◆ WHAT IS REQUIRED ◆
The records appear below. Copy each one exactly.
___ THE RECORDS
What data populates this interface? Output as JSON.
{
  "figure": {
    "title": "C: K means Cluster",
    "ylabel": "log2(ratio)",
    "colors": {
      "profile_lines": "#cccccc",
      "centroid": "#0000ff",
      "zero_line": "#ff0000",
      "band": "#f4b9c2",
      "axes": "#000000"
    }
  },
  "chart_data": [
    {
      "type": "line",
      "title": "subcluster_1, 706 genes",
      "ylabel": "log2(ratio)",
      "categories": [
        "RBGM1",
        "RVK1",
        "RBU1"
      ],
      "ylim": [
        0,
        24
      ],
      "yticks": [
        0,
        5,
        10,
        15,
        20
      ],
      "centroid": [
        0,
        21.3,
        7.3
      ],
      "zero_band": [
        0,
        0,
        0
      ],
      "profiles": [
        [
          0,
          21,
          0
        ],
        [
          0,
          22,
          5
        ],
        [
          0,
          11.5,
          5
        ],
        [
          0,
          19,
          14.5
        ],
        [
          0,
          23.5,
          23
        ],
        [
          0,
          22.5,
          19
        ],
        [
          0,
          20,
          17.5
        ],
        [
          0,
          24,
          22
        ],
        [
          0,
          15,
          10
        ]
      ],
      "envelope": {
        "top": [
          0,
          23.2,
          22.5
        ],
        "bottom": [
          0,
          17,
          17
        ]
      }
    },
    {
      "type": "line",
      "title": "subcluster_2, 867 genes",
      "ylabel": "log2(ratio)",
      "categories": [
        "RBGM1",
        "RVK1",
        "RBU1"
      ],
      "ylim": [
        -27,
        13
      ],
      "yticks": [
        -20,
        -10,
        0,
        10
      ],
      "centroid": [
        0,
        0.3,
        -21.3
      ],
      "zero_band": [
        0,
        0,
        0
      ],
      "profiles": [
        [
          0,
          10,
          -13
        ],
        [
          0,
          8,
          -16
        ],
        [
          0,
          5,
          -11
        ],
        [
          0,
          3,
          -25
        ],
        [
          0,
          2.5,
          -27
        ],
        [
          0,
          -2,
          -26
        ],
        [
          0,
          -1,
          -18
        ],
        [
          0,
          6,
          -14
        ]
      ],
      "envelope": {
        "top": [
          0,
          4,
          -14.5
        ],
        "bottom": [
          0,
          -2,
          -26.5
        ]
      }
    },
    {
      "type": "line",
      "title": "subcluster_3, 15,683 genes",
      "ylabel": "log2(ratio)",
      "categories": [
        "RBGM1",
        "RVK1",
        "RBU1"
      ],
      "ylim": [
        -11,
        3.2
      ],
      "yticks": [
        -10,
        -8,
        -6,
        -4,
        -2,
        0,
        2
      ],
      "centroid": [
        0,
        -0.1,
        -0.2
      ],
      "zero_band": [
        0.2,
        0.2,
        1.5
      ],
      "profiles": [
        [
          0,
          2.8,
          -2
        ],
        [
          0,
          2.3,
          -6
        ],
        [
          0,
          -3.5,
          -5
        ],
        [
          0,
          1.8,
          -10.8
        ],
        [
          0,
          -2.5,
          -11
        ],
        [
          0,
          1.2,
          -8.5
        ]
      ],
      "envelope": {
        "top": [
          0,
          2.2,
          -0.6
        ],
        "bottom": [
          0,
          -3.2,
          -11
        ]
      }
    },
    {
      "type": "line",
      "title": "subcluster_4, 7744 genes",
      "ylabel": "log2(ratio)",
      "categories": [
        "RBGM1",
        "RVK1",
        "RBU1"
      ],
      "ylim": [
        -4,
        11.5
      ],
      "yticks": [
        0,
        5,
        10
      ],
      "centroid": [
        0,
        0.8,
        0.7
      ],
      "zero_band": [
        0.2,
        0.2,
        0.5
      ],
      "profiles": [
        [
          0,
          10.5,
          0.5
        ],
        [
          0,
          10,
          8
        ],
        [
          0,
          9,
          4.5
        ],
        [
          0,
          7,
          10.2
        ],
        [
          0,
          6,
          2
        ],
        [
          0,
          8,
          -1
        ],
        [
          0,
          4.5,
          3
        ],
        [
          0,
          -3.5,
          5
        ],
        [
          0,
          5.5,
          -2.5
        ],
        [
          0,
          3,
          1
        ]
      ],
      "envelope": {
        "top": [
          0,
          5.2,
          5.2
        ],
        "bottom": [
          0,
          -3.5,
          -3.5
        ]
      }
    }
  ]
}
______
◆ EXERCISE ANSWER ◆
What data populates this interface? Output as JSON.
{
  "figure": {
    "title": "C: K means Cluster",
    "ylabel": "log2(ratio)",
    "colors": {
      "profile_lines": "#cccccc",
      "centroid": "#0000ff",
      "zero_line": "#ff0000",
      "band": "#f4b9c2",
      "axes": "#000000"
    }
  },
  "chart_data": [
    {
      "type": "line",
      "title": "subcluster_1, 706 genes",
      "ylabel": "log2(ratio)",
      "categories": [
        "RBGM1",
        "RVK1",
        "RBU1"
      ],
      "ylim": [
        0,
        24
      ],
      "yticks": [
        0,
        5,
        10,
        15,
        20
      ],
      "centroid": [
        0,
        21.3,
        7.3
      ],
      "zero_band": [
        0,
        0,
        0
      ],
      "profiles": [
        [
          0,
          21,
          0
        ],
        [
          0,
          22,
          5
        ],
        [
          0,
          11.5,
          5
        ],
        [
          0,
          19,
          14.5
        ],
        [
          0,
          23.5,
          23
        ],
        [
          0,
          22.5,
          19
        ],
        [
          0,
          20,
          17.5
        ],
        [
          0,
          24,
          22
        ],
        [
          0,
          15,
          10
        ]
      ],
      "envelope": {
        "top": [
          0,
          23.2,
          22.5
        ],
        "bottom": [
          0,
          17,
          17
        ]
      }
    },
    {
      "type": "line",
      "title": "subcluster_2, 867 genes",
      "ylabel": "log2(ratio)",
      "categories": [
        "RBGM1",
        "RVK1",
        "RBU1"
      ],
      "ylim": [
        -27,
        13
      ],
      "yticks": [
        -20,
        -10,
        0,
        10
      ],
      "centroid": [
        0,
        0.3,
        -21.3
      ],
      "zero_band": [
        0,
        0,
        0
      ],
      "profiles": [
        [
          0,
          10,
          -13
        ],
        [
          0,
          8,
          -16
        ],
        [
          0,
          5,
          -11
        ],
        [
          0,
          3,
          -25
        ],
        [
          0,
          2.5,
          -27
        ],
        [
          0,
          -2,
          -26
        ],
        [
          0,
          -1,
          -18
        ],
        [
          0,
          6,
          -14
        ]
      ],
      "envelope": {
        "top": [
          0,
          4,
          -14.5
        ],
        "bottom": [
          0,
          -2,
          -26.5
        ]
      }
    },
    {
      "type": "line",
      "title": "subcluster_3, 15,683 genes",
      "ylabel": "log2(ratio)",
      "categories": [
        "RBGM1",
        "RVK1",
        "RBU1"
      ],
      "ylim": [
        -11,
        3.2
      ],
      "yticks": [
        -10,
        -8,
        -6,
        -4,
        -2,
        0,
        2
      ],
      "centroid": [
        0,
        -0.1,
        -0.2
      ],
      "zero_band": [
        0.2,
        0.2,
        1.5
      ],
      "profiles": [
        [
          0,
          2.8,
          -2
        ],
        [
          0,
          2.3,
          -6
        ],
        [
          0,
          -3.5,
          -5
        ],
        [
          0,
          1.8,
          -10.8
        ],
        [
          0,
          -2.5,
          -11
        ],
        [
          0,
          1.2,
          -8.5
        ]
      ],
      "envelope": {
        "top": [
          0,
          2.2,
          -0.6
        ],
        "bottom": [
          0,
          -3.2,
          -11
        ]
      }
    },
    {
      "type": "line",
      "title": "subcluster_4, 7744 genes",
      "ylabel": "log2(ratio)",
      "categories": [
        "RBGM1",
        "RVK1",
        "RBU1"
      ],
      "ylim": [
        -4,
        11.5
      ],
      "yticks": [
        0,
        5,
        10
      ],
      "centroid": [
        0,
        0.8,
        0.7
      ],
      "zero_band": [
        0.2,
        0.2,
        0.5
      ],
      "profiles": [
        [
          0,
          10.5,
          0.5
        ],
        [
          0,
          10,
          8
        ],
        [
          0,
          9,
          4.5
        ],
        [
          0,
          7,
          10.2
        ],
        [
          0,
          6,
          2
        ],
        [
          0,
          8,
          -1
        ],
        [
          0,
          4.5,
          3
        ],
        [
          0,
          -3.5,
          5
        ],
        [
          0,
          5.5,
          -2.5
        ],
        [
          0,
          3,
          1
        ]
      ],
      "envelope": {
        "top": [
          0,
          5.2,
          5.2
        ],
        "bottom": [
          0,
          -3.5,
          -3.5
        ]
      }
    }
  ]
}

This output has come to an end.